**Provided records:**
■ ■ ■

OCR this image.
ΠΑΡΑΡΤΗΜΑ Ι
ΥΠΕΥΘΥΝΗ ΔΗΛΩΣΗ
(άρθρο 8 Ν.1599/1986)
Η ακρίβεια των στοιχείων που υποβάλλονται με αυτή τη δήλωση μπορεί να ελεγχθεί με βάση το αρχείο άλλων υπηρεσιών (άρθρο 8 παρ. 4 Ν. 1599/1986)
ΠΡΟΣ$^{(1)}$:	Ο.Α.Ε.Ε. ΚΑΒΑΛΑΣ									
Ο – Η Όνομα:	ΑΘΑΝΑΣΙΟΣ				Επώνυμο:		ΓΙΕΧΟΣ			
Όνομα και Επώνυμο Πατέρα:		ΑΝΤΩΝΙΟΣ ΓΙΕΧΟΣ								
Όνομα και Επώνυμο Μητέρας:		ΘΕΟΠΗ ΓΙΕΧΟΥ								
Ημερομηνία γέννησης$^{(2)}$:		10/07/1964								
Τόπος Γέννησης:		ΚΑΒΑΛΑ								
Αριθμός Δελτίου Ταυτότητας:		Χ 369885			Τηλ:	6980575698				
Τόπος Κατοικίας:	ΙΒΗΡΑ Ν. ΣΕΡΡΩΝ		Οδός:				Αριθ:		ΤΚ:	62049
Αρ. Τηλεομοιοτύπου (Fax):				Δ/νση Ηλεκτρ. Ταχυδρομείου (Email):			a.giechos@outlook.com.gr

■ ■ ■

**Problem requirements:** Repeat every entry exactly, please.

**Final result:**
OCR this image.
ΠΑΡΑΡΤΗΜΑ Ι
ΥΠΕΥΘΥΝΗ ΔΗΛΩΣΗ
(άρθρο 8 Ν.1599/1986)
Η ακρίβεια των στοιχείων που υποβάλλονται με αυτή τη δήλωση μπορεί να ελεγχθεί με βάση το αρχείο άλλων υπηρεσιών (άρθρο 8 παρ. 4 Ν. 1599/1986)
ΠΡΟΣ$^{(1)}$:	Ο.Α.Ε.Ε. ΚΑΒΑΛΑΣ									
Ο – Η Όνομα:	ΑΘΑΝΑΣΙΟΣ				Επώνυμο:		ΓΙΕΧΟΣ			
Όνομα και Επώνυμο Πατέρα:		ΑΝΤΩΝΙΟΣ ΓΙΕΧΟΣ								
Όνομα και Επώνυμο Μητέρας:		ΘΕΟΠΗ ΓΙΕΧΟΥ								
Ημερομηνία γέννησης$^{(2)}$:		10/07/1964								
Τόπος Γέννησης:		ΚΑΒΑΛΑ								
Αριθμός Δελτίου Ταυτότητας:		Χ 369885			Τηλ:	6980575698				
Τόπος Κατοικίας:	ΙΒΗΡΑ Ν. ΣΕΡΡΩΝ		Οδός:				Αριθ:		ΤΚ:	62049
Αρ. Τηλεομοιοτύπου (Fax):				Δ/νση Ηλεκτρ. Ταχυδρομείου (Email):			a.giechos@outlook.com.gr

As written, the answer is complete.